====== DATA SUPPLIED ======

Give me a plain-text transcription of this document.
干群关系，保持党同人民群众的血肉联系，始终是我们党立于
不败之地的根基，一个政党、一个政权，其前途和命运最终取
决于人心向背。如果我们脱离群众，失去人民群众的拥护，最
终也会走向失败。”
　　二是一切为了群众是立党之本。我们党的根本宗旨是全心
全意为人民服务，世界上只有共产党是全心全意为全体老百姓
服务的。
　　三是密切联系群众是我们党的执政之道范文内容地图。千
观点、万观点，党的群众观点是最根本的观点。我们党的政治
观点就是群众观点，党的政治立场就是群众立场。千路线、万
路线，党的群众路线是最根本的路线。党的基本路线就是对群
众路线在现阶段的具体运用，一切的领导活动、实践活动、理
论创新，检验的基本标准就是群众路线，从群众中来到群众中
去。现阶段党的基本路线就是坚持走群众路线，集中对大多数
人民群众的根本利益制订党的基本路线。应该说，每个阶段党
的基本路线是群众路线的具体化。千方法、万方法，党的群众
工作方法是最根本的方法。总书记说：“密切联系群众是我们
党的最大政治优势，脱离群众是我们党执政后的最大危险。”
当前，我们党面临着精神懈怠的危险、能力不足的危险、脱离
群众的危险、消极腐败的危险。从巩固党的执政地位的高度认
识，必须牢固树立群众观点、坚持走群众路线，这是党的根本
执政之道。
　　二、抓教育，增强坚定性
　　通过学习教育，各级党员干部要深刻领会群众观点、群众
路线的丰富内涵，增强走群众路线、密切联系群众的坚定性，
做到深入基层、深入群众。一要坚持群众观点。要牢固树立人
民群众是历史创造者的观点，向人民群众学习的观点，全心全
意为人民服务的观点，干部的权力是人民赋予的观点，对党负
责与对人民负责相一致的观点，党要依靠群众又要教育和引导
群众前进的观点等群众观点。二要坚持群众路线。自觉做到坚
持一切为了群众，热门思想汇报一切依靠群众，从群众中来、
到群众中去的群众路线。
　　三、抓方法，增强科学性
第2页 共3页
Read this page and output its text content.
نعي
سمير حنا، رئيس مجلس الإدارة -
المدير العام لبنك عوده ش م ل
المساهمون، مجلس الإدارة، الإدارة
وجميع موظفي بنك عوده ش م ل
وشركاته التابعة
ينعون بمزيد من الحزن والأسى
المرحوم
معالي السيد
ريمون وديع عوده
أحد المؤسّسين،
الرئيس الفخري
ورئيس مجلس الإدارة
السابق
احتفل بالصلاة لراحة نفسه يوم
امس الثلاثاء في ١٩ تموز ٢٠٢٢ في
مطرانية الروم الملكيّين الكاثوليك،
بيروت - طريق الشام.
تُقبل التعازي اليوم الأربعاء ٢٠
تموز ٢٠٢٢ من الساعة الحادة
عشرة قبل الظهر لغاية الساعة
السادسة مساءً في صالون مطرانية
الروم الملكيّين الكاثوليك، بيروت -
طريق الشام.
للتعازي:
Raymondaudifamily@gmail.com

======

WHAT THE TASK ASKS: From the material above, count the lines that include "بيروت" and give only the total.

WRITTEN RESPONSE: 2